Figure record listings
────

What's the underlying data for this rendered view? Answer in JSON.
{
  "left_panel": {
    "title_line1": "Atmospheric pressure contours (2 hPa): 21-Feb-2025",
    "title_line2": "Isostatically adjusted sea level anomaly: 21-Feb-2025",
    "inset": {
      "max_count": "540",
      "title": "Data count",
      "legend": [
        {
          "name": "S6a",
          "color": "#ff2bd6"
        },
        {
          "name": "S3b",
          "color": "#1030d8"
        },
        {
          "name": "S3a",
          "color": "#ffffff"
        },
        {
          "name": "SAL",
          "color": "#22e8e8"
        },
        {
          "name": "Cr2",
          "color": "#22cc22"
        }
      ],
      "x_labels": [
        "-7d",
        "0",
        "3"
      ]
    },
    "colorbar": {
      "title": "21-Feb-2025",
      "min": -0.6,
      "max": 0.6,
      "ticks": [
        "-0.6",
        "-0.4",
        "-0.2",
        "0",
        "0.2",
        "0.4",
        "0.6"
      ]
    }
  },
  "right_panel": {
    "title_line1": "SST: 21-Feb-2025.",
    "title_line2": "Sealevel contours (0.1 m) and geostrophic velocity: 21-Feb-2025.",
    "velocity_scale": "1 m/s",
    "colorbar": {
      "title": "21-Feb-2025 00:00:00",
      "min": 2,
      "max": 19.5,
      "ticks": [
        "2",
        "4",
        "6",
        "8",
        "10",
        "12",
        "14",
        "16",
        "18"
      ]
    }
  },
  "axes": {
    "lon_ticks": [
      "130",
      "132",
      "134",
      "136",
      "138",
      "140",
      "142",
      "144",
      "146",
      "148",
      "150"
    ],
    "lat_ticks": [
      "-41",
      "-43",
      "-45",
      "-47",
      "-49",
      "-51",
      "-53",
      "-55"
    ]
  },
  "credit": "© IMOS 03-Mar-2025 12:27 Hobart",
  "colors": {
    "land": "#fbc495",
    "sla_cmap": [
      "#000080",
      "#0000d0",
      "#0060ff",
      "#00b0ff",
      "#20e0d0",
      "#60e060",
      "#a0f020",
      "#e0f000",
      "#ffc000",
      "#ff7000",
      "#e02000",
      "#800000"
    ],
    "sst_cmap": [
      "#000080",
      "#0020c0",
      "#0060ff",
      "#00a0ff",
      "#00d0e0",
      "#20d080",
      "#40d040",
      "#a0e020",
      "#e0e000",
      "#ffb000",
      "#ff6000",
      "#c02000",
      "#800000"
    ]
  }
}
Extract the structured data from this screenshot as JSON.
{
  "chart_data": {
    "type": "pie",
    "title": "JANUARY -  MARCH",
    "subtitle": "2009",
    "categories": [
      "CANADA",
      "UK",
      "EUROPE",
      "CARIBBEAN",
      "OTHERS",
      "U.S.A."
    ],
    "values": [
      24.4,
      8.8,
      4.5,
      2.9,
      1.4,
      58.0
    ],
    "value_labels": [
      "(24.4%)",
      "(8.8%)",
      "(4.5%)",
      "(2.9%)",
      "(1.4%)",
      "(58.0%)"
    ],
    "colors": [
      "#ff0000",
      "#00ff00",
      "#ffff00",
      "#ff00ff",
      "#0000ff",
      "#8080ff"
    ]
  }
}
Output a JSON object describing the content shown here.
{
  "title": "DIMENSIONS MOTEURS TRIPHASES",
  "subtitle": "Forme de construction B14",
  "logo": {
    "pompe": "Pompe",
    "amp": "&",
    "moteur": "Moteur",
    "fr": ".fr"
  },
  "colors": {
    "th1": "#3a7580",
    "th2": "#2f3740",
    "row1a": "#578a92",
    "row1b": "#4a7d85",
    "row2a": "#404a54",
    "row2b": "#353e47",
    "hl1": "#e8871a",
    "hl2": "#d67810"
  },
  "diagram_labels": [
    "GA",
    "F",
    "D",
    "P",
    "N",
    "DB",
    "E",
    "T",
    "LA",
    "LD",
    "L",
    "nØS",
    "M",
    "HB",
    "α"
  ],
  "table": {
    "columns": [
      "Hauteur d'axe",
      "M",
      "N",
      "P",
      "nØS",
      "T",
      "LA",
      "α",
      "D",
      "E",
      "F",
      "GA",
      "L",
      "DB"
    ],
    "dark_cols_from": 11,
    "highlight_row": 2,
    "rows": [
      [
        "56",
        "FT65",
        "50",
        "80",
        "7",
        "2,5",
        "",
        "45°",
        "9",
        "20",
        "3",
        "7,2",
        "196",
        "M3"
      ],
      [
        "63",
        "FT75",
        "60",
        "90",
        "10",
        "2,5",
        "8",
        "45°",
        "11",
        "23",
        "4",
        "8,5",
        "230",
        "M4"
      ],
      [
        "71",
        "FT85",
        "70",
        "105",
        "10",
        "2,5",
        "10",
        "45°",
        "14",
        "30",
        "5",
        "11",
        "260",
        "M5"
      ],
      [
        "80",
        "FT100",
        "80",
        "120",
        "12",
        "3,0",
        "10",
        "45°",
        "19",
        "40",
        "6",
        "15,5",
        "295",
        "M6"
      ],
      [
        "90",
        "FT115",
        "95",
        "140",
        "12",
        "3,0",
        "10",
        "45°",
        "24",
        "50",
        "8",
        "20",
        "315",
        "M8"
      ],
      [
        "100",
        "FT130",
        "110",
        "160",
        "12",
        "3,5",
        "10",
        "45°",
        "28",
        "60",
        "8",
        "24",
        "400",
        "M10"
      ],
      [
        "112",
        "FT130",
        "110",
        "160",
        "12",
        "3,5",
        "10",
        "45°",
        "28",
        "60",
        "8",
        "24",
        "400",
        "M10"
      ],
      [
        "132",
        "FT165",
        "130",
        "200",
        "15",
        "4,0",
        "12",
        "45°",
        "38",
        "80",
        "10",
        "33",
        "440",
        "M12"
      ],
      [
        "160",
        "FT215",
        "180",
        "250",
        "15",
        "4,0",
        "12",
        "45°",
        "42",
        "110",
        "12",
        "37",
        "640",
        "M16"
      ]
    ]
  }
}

────

Exactly as shown above, return every record.

What's the underlying data for this rendered view? Answer in JSON.
{
  "left_panel": {
    "title_line1": "Atmospheric pressure contours (2 hPa): 21-Feb-2025",
    "title_line2": "Isostatically adjusted sea level anomaly: 21-Feb-2025",
    "inset": {
      "max_count": "540",
      "title": "Data count",
      "legend": [
        {
          "name": "S6a",
          "color": "#ff2bd6"
        },
        {
          "name": "S3b",
          "color": "#1030d8"
        },
        {
          "name": "S3a",
          "color": "#ffffff"
        },
        {
          "name": "SAL",
          "color": "#22e8e8"
        },
        {
          "name": "Cr2",
          "color": "#22cc22"
        }
      ],
      "x_labels": [
        "-7d",
        "0",
        "3"
      ]
    },
    "colorbar": {
      "title": "21-Feb-2025",
      "min": -0.6,
      "max": 0.6,
      "ticks": [
        "-0.6",
        "-0.4",
        "-0.2",
        "0",
        "0.2",
        "0.4",
        "0.6"
      ]
    }
  },
  "right_panel": {
    "title_line1": "SST: 21-Feb-2025.",
    "title_line2": "Sealevel contours (0.1 m) and geostrophic velocity: 21-Feb-2025.",
    "velocity_scale": "1 m/s",
    "colorbar": {
      "title": "21-Feb-2025 00:00:00",
      "min": 2,
      "max": 19.5,
      "ticks": [
        "2",
        "4",
        "6",
        "8",
        "10",
        "12",
        "14",
        "16",
        "18"
      ]
    }
  },
  "axes": {
    "lon_ticks": [
      "130",
      "132",
      "134",
      "136",
      "138",
      "140",
      "142",
      "144",
      "146",
      "148",
      "150"
    ],
    "lat_ticks": [
      "-41",
      "-43",
      "-45",
      "-47",
      "-49",
      "-51",
      "-53",
      "-55"
    ]
  },
  "credit": "© IMOS 03-Mar-2025 12:27 Hobart",
  "colors": {
    "land": "#fbc495",
    "sla_cmap": [
      "#000080",
      "#0000d0",
      "#0060ff",
      "#00b0ff",
      "#20e0d0",
      "#60e060",
      "#a0f020",
      "#e0f000",
      "#ffc000",
      "#ff7000",
      "#e02000",
      "#800000"
    ],
    "sst_cmap": [
      "#000080",
      "#0020c0",
      "#0060ff",
      "#00a0ff",
      "#00d0e0",
      "#20d080",
      "#40d040",
      "#a0e020",
      "#e0e000",
      "#ffb000",
      "#ff6000",
      "#c02000",
      "#800000"
    ]
  }
}
Extract the structured data from this screenshot as JSON.
{
  "chart_data": {
    "type": "pie",
    "title": "JANUARY -  MARCH",
    "subtitle": "2009",
    "categories": [
      "CANADA",
      "UK",
      "EUROPE",
      "CARIBBEAN",
      "OTHERS",
      "U.S.A."
    ],
    "values": [
      24.4,
      8.8,
      4.5,
      2.9,
      1.4,
      58.0
    ],
    "value_labels": [
      "(24.4%)",
      "(8.8%)",
      "(4.5%)",
      "(2.9%)",
      "(1.4%)",
      "(58.0%)"
    ],
    "colors": [
      "#ff0000",
      "#00ff00",
      "#ffff00",
      "#ff00ff",
      "#0000ff",
      "#8080ff"
    ]
  }
}
Output a JSON object describing the content shown here.
{
  "title": "DIMENSIONS MOTEURS TRIPHASES",
  "subtitle": "Forme de construction B14",
  "logo": {
    "pompe": "Pompe",
    "amp": "&",
    "moteur": "Moteur",
    "fr": ".fr"
  },
  "colors": {
    "th1": "#3a7580",
    "th2": "#2f3740",
    "row1a": "#578a92",
    "row1b": "#4a7d85",
    "row2a": "#404a54",
    "row2b": "#353e47",
    "hl1": "#e8871a",
    "hl2": "#d67810"
  },
  "diagram_labels": [
    "GA",
    "F",
    "D",
    "P",
    "N",
    "DB",
    "E",
    "T",
    "LA",
    "LD",
    "L",
    "nØS",
    "M",
    "HB",
    "α"
  ],
  "table": {
    "columns": [
      "Hauteur d'axe",
      "M",
      "N",
      "P",
      "nØS",
      "T",
      "LA",
      "α",
      "D",
      "E",
      "F",
      "GA",
      "L",
      "DB"
    ],
    "dark_cols_from": 11,
    "highlight_row": 2,
    "rows": [
      [
        "56",
        "FT65",
        "50",
        "80",
        "7",
        "2,5",
        "",
        "45°",
        "9",
        "20",
        "3",
        "7,2",
        "196",
        "M3"
      ],
      [
        "63",
        "FT75",
        "60",
        "90",
        "10",
        "2,5",
        "8",
        "45°",
        "11",
        "23",
        "4",
        "8,5",
        "230",
        "M4"
      ],
      [
        "71",
        "FT85",
        "70",
        "105",
        "10",
        "2,5",
        "10",
        "45°",
        "14",
        "30",
        "5",
        "11",
        "260",
        "M5"
      ],
      [
        "80",
        "FT100",
        "80",
        "120",
        "12",
        "3,0",
        "10",
        "45°",
        "19",
        "40",
        "6",
        "15,5",
        "295",
        "M6"
      ],
      [
        "90",
        "FT115",
        "95",
        "140",
        "12",
        "3,0",
        "10",
        "45°",
        "24",
        "50",
        "8",
        "20",
        "315",
        "M8"
      ],
      [
        "100",
        "FT130",
        "110",
        "160",
        "12",
        "3,5",
        "10",
        "45°",
        "28",
        "60",
        "8",
        "24",
        "400",
        "M10"
      ],
      [
        "112",
        "FT130",
        "110",
        "160",
        "12",
        "3,5",
        "10",
        "45°",
        "28",
        "60",
        "8",
        "24",
        "400",
        "M10"
      ],
      [
        "132",
        "FT165",
        "130",
        "200",
        "15",
        "4,0",
        "12",
        "45°",
        "38",
        "80",
        "10",
        "33",
        "440",
        "M12"
      ],
      [
        "160",
        "FT215",
        "180",
        "250",
        "15",
        "4,0",
        "12",
        "45°",
        "42",
        "110",
        "12",
        "37",
        "640",
        "M16"
      ]
    ]
  }
}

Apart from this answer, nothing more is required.